** start of GIVEN INFORMATION **

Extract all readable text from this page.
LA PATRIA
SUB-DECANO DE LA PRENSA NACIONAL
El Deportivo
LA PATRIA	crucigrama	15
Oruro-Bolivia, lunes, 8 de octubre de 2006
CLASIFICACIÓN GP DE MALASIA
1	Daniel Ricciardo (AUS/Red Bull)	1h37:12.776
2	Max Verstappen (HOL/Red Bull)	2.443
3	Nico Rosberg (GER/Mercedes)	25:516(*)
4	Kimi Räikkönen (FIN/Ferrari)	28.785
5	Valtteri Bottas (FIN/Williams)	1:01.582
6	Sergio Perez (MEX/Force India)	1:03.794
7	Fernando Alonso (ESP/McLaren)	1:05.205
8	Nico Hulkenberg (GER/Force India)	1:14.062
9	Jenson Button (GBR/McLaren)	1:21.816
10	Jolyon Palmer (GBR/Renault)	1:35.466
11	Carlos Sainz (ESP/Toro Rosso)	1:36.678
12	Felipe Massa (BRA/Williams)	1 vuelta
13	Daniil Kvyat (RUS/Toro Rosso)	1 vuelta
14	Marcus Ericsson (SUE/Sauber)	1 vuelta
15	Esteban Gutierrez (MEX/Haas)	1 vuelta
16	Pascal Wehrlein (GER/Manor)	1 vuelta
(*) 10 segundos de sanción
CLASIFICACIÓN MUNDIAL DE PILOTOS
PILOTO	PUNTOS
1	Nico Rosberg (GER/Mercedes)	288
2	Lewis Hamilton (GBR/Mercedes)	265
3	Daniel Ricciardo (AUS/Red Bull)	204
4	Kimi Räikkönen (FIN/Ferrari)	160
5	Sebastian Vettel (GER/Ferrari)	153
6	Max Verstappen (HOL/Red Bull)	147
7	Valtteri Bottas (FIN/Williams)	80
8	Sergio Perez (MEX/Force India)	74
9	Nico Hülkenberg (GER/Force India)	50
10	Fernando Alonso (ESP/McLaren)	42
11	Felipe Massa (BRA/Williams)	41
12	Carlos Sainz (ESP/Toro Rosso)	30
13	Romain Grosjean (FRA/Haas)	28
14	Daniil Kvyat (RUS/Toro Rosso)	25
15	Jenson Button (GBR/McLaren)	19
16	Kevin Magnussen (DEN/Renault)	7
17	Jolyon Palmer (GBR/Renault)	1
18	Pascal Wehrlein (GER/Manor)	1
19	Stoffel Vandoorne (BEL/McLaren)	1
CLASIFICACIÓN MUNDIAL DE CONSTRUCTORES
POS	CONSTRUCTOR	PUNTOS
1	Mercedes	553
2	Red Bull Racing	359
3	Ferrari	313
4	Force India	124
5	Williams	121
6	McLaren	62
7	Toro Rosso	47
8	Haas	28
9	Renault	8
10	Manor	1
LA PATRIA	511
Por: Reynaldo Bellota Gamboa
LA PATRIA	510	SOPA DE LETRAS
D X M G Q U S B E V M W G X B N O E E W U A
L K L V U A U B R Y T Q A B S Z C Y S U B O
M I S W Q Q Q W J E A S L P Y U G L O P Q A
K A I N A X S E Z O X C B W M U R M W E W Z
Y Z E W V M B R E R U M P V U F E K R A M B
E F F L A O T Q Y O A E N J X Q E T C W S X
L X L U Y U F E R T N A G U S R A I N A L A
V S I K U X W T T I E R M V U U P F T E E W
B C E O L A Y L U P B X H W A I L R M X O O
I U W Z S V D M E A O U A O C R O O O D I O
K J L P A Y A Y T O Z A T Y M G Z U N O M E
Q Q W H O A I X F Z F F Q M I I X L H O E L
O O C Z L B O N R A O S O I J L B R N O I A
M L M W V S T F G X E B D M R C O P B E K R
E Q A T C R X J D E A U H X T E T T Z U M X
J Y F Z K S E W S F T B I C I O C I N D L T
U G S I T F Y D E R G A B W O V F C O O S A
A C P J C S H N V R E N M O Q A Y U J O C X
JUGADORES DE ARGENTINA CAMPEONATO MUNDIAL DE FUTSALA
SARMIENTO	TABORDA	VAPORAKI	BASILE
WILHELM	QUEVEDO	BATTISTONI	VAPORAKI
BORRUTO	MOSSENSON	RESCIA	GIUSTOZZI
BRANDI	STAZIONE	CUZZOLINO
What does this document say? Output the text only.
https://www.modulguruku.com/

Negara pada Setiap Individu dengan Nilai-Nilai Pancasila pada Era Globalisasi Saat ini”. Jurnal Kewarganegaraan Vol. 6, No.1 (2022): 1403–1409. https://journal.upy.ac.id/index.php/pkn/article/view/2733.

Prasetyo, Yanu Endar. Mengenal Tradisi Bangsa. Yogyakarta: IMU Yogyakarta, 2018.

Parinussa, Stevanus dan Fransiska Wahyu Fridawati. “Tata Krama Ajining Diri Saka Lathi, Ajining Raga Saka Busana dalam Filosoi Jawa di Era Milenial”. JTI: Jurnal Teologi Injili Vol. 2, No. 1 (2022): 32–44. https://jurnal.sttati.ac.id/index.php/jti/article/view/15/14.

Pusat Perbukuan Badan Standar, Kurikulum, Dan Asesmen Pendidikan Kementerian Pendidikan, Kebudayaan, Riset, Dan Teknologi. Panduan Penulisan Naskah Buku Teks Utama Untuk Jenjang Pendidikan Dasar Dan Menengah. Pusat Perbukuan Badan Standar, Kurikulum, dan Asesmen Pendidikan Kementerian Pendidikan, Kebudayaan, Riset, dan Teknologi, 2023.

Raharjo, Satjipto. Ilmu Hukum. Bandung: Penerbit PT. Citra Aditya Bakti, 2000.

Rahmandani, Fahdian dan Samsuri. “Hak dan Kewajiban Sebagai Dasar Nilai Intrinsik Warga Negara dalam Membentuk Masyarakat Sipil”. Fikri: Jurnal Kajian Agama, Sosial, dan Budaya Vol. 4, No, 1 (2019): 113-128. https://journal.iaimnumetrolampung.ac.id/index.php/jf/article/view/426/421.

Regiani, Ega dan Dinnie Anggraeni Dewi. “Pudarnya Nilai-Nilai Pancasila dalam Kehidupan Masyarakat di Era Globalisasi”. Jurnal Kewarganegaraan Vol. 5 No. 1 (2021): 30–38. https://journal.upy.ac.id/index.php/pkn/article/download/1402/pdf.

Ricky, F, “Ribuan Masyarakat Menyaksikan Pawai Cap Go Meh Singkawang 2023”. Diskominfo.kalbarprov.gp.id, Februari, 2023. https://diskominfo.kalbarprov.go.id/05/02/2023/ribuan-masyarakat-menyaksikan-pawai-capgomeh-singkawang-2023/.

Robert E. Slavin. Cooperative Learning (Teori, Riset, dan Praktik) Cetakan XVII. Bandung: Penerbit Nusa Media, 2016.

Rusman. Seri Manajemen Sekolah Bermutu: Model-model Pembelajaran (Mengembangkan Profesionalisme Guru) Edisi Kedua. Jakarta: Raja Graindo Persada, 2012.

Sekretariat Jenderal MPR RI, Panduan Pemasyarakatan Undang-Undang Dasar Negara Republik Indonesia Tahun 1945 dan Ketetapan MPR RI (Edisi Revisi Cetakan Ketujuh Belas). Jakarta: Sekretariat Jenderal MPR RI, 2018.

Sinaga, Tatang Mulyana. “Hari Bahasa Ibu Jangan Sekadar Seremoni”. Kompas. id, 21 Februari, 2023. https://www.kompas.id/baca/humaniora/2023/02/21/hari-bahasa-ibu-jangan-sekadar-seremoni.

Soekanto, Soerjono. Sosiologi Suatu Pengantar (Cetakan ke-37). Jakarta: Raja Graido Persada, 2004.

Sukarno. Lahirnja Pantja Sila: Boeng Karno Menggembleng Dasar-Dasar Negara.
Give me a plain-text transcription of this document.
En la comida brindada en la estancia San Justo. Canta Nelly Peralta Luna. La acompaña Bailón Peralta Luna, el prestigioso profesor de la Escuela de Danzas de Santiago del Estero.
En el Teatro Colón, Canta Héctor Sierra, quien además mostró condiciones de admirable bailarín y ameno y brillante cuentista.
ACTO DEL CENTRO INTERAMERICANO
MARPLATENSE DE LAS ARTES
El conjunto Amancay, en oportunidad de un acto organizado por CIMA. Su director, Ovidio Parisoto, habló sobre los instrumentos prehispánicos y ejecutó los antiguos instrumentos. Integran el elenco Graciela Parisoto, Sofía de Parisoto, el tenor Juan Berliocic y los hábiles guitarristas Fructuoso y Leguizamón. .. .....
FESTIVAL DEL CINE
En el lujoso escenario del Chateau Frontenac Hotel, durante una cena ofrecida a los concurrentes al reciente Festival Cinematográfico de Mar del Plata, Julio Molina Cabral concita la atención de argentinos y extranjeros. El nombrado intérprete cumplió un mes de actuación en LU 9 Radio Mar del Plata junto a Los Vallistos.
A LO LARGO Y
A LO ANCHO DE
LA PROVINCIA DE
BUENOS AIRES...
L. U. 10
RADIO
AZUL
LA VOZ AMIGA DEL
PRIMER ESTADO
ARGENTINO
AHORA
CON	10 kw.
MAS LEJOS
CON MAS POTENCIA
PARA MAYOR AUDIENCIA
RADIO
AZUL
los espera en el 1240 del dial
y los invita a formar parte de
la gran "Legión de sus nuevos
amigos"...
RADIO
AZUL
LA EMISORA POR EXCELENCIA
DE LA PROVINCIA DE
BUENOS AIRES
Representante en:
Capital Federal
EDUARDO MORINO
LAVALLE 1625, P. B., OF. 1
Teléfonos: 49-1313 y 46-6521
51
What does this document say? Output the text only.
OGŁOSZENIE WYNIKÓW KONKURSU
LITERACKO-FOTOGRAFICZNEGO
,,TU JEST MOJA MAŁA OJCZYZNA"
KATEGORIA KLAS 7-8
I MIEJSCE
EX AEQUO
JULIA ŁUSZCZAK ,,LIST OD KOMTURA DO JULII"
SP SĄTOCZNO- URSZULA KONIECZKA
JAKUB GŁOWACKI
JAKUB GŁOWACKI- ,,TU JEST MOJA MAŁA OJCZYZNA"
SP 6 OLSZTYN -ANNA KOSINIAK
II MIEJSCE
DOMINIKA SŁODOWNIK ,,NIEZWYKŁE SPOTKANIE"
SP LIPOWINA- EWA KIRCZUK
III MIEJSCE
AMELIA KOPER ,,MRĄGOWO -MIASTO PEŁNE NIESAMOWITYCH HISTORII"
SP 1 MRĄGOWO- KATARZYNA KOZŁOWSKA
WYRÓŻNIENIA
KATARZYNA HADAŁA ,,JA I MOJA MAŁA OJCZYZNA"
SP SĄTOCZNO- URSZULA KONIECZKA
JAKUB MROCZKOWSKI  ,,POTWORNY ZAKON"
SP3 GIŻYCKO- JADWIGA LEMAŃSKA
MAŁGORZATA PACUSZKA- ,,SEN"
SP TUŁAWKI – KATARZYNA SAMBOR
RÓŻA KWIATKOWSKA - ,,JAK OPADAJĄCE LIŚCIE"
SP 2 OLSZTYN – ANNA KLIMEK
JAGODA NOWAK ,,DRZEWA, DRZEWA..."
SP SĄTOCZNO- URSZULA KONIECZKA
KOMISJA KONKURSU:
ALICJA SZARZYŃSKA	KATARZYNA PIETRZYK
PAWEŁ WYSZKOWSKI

** end of GIVEN INFORMATION **

[CHALLENGE]
Report the number of lines in the entries above that include the string "JEST". Give nothing but the number.

[ANSWER TO THE TASK]
2